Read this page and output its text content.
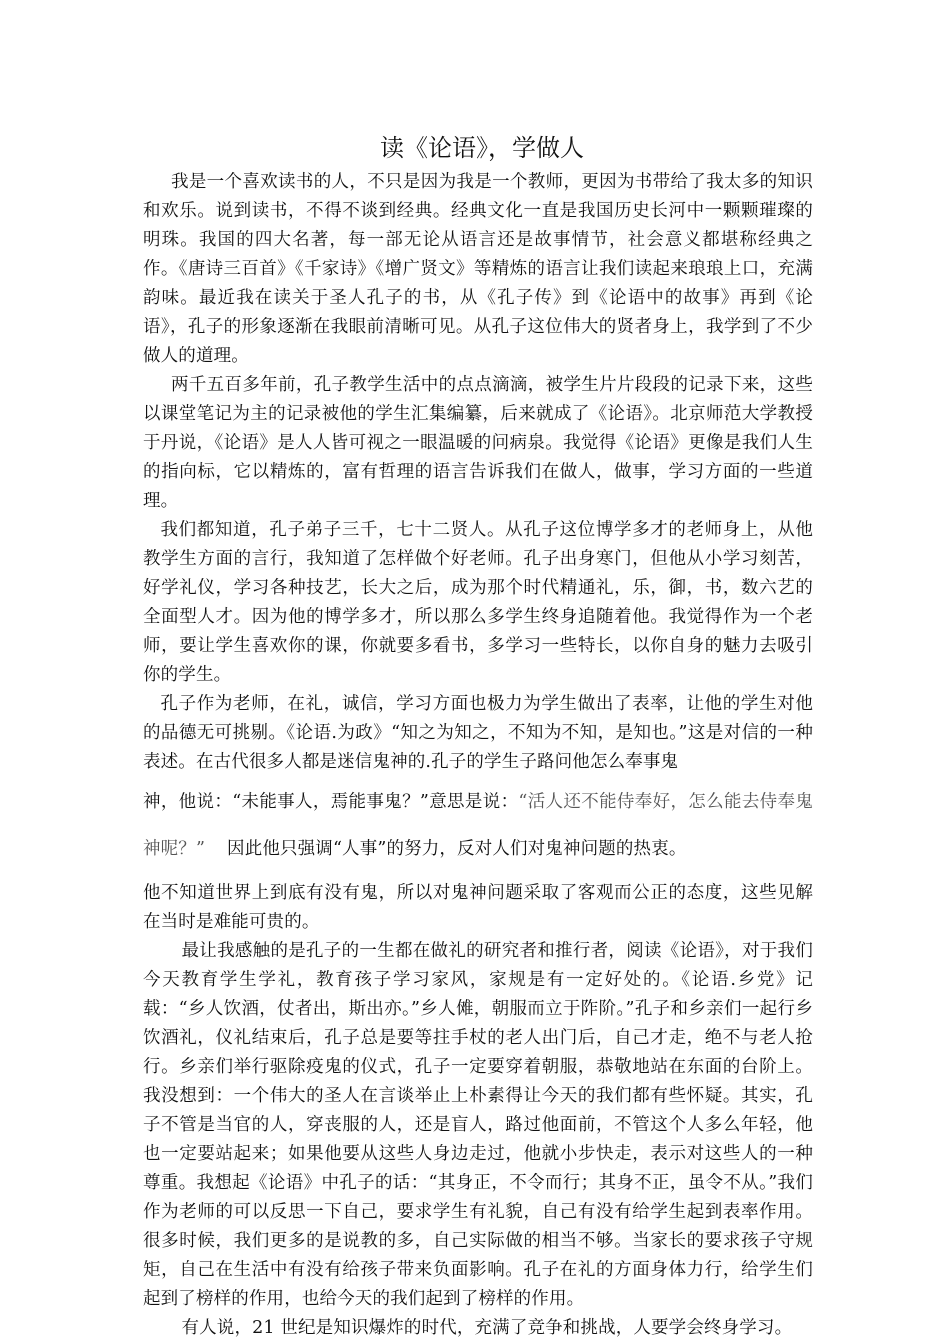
读《论语》，学做人

我是一个喜欢读书的人，不只是因为我是一个教师，更因为书带给了我太多的知识和欢乐。说到读书，不得不谈到经典。经典文化一直是我国历史长河中一颗颗璀璨的明珠。我国的四大名著，每一部无论从语言还是故事情节，社会意义都堪称经典之作。《唐诗三百首》《千家诗》《增广贤文》等精炼的语言让我们读起来琅琅上口，充满韵味。最近我在读关于圣人孔子的书，从《孔子传》到《论语中的故事》再到《论语》，孔子的形象逐渐在我眼前清晰可见。从孔子这位伟大的贤者身上，我学到了不少做人的道理。

两千五百多年前，孔子教学生活中的点点滴滴，被学生片片段段的记录下来，这些以课堂笔记为主的记录被他的学生汇集编纂，后来就成了《论语》。北京师范大学教授于丹说，《论语》是人人皆可视之一眼温暖的问病泉。我觉得《论语》更像是我们人生的指向标，它以精炼的，富有哲理的语言告诉我们在做人，做事，学习方面的一些道理。

我们都知道，孔子弟子三千，七十二贤人。从孔子这位博学多才的老师身上，从他教学生方面的言行，我知道了怎样做个好老师。孔子出身寒门，但他从小学习刻苦，好学礼仪，学习各种技艺，长大之后，成为那个时代精通礼，乐，御，书，数六艺的全面型人才。因为他的博学多才，所以那么多学生终身追随着他。我觉得作为一个老师，要让学生喜欢你的课，你就要多看书，多学习一些特长，以你自身的魅力去吸引你的学生。

孔子作为老师，在礼，诚信，学习方面也极力为学生做出了表率，让他的学生对他的品德无可挑剔。《论语.为政》“知之为知之，不知为不知，是知也。”这是对信的一种表述。在古代很多人都是迷信鬼神的.孔子的学生子路问他怎么奉事鬼

神，他说：“未能事人，焉能事鬼？”意思是说：“活人还不能侍奉好，怎么能去侍奉鬼神呢？” 因此他只强调“人事”的努力，反对人们对鬼神问题的热衷。

他不知道世界上到底有没有鬼，所以对鬼神问题采取了客观而公正的态度，这些见解在当时是难能可贵的。

最让我感触的是孔子的一生都在做礼的研究者和推行者，阅读《论语》，对于我们今天教育学生学礼，教育孩子学习家风，家规是有一定好处的。《论语.乡党》记载：“乡人饮酒，仗者出，斯出亦。”乡人傩，朝服而立于阼阶。”孔子和乡亲们一起行乡饮酒礼，仪礼结束后，孔子总是要等拄手杖的老人出门后，自己才走，绝不与老人抢行。乡亲们举行驱除疫鬼的仪式，孔子一定要穿着朝服，恭敬地站在东面的台阶上。我没想到：一个伟大的圣人在言谈举止上朴素得让今天的我们都有些怀疑。其实，孔子不管是当官的人，穿丧服的人，还是盲人，路过他面前，不管这个人多么年轻，他也一定要站起来；如果他要从这些人身边走过，他就小步快走，表示对这些人的一种尊重。我想起《论语》中孔子的话：“其身正，不令而行；其身不正，虽令不从。”我们作为老师的可以反思一下自己，要求学生有礼貌，自己有没有给学生起到表率作用。很多时候，我们更多的是说教的多，自己实际做的相当不够。当家长的要求孩子守规矩，自己在生活中有没有给孩子带来负面影响。孔子在礼的方面身体力行，给学生们起到了榜样的作用，也给今天的我们起到了榜样的作用。

有人说，21 世纪是知识爆炸的时代，充满了竞争和挑战，人要学会终身学习。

# # # # #

• [GIVEN INSTRUCTION]: Set down the material above as is, without any pictures.

• [FULL RESPONSE]:
Read this page and output its text content.
读《论语》，学做人

我是一个喜欢读书的人，不只是因为我是一个教师，更因为书带给了我太多的知识和欢乐。说到读书，不得不谈到经典。经典文化一直是我国历史长河中一颗颗璀璨的明珠。我国的四大名著，每一部无论从语言还是故事情节，社会意义都堪称经典之作。《唐诗三百首》《千家诗》《增广贤文》等精炼的语言让我们读起来琅琅上口，充满韵味。最近我在读关于圣人孔子的书，从《孔子传》到《论语中的故事》再到《论语》，孔子的形象逐渐在我眼前清晰可见。从孔子这位伟大的贤者身上，我学到了不少做人的道理。

两千五百多年前，孔子教学生活中的点点滴滴，被学生片片段段的记录下来，这些以课堂笔记为主的记录被他的学生汇集编纂，后来就成了《论语》。北京师范大学教授于丹说，《论语》是人人皆可视之一眼温暖的问病泉。我觉得《论语》更像是我们人生的指向标，它以精炼的，富有哲理的语言告诉我们在做人，做事，学习方面的一些道理。

我们都知道，孔子弟子三千，七十二贤人。从孔子这位博学多才的老师身上，从他教学生方面的言行，我知道了怎样做个好老师。孔子出身寒门，但他从小学习刻苦，好学礼仪，学习各种技艺，长大之后，成为那个时代精通礼，乐，御，书，数六艺的全面型人才。因为他的博学多才，所以那么多学生终身追随着他。我觉得作为一个老师，要让学生喜欢你的课，你就要多看书，多学习一些特长，以你自身的魅力去吸引你的学生。

孔子作为老师，在礼，诚信，学习方面也极力为学生做出了表率，让他的学生对他的品德无可挑剔。《论语.为政》“知之为知之，不知为不知，是知也。”这是对信的一种表述。在古代很多人都是迷信鬼神的.孔子的学生子路问他怎么奉事鬼

神，他说：“未能事人，焉能事鬼？”意思是说：“活人还不能侍奉好，怎么能去侍奉鬼神呢？” 因此他只强调“人事”的努力，反对人们对鬼神问题的热衷。

他不知道世界上到底有没有鬼，所以对鬼神问题采取了客观而公正的态度，这些见解在当时是难能可贵的。

最让我感触的是孔子的一生都在做礼的研究者和推行者，阅读《论语》，对于我们今天教育学生学礼，教育孩子学习家风，家规是有一定好处的。《论语.乡党》记载：“乡人饮酒，仗者出，斯出亦。”乡人傩，朝服而立于阼阶。”孔子和乡亲们一起行乡饮酒礼，仪礼结束后，孔子总是要等拄手杖的老人出门后，自己才走，绝不与老人抢行。乡亲们举行驱除疫鬼的仪式，孔子一定要穿着朝服，恭敬地站在东面的台阶上。我没想到：一个伟大的圣人在言谈举止上朴素得让今天的我们都有些怀疑。其实，孔子不管是当官的人，穿丧服的人，还是盲人，路过他面前，不管这个人多么年轻，他也一定要站起来；如果他要从这些人身边走过，他就小步快走，表示对这些人的一种尊重。我想起《论语》中孔子的话：“其身正，不令而行；其身不正，虽令不从。”我们作为老师的可以反思一下自己，要求学生有礼貌，自己有没有给学生起到表率作用。很多时候，我们更多的是说教的多，自己实际做的相当不够。当家长的要求孩子守规矩，自己在生活中有没有给孩子带来负面影响。孔子在礼的方面身体力行，给学生们起到了榜样的作用，也给今天的我们起到了榜样的作用。

有人说，21 世纪是知识爆炸的时代，充满了竞争和挑战，人要学会终身学习。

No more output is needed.